Task brief:
Take the lines from the very first line of the items down to and including the line that contains "- hatch-line: [0, 0, 435, 554]", and format them as a numbered list, omitting any blank lines.
### Data extract
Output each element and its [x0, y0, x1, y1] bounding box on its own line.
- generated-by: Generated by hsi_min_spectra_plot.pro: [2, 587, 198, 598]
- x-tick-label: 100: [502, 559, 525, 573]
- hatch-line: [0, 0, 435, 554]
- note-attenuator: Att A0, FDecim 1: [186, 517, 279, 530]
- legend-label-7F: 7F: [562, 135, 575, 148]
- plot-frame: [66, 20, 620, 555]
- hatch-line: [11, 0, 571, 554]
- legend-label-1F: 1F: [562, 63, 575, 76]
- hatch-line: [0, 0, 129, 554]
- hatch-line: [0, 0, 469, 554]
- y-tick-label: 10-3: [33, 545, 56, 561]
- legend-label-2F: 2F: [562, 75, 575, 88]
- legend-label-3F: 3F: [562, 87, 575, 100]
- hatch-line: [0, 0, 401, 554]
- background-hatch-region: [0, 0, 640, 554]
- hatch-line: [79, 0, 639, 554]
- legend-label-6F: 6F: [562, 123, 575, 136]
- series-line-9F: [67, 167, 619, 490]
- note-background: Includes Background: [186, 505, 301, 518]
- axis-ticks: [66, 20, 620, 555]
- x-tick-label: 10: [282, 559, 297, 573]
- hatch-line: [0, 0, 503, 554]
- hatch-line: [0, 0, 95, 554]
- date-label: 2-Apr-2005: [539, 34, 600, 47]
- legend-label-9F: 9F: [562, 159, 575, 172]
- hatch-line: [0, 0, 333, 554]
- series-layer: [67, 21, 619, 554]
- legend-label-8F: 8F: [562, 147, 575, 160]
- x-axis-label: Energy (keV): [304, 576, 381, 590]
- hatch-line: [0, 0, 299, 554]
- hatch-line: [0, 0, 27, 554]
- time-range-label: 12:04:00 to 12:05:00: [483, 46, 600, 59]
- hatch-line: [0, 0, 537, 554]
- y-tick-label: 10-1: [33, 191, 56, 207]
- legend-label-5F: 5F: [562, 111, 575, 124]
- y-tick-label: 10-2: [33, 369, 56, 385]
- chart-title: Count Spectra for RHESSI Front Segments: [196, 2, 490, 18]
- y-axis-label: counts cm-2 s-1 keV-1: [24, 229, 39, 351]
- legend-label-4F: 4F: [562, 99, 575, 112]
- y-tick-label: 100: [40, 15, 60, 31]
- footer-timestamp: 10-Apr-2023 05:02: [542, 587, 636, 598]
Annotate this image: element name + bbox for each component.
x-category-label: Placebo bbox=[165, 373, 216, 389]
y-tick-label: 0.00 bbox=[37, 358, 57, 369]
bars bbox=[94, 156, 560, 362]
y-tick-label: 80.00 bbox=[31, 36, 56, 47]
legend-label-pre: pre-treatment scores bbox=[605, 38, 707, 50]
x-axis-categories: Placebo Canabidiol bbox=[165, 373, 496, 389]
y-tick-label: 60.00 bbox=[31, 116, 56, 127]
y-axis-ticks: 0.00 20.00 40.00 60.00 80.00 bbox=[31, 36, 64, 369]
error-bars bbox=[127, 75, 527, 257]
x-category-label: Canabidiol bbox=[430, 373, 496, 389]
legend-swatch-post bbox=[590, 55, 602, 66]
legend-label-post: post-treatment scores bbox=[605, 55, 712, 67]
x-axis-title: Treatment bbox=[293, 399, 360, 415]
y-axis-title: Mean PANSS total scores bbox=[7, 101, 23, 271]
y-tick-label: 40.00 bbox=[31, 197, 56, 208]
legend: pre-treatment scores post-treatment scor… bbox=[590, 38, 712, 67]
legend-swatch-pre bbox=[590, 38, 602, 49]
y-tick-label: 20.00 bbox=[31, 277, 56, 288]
######
Output:
1. Output each element and its [x0, y0, x1, y1] bounding box on its own line.
2. - generated-by: Generated by hsi_min_spectra_plot.pro: [2, 587, 198, 598]
3. - x-tick-label: 100: [502, 559, 525, 573]
4. - hatch-line: [0, 0, 435, 554]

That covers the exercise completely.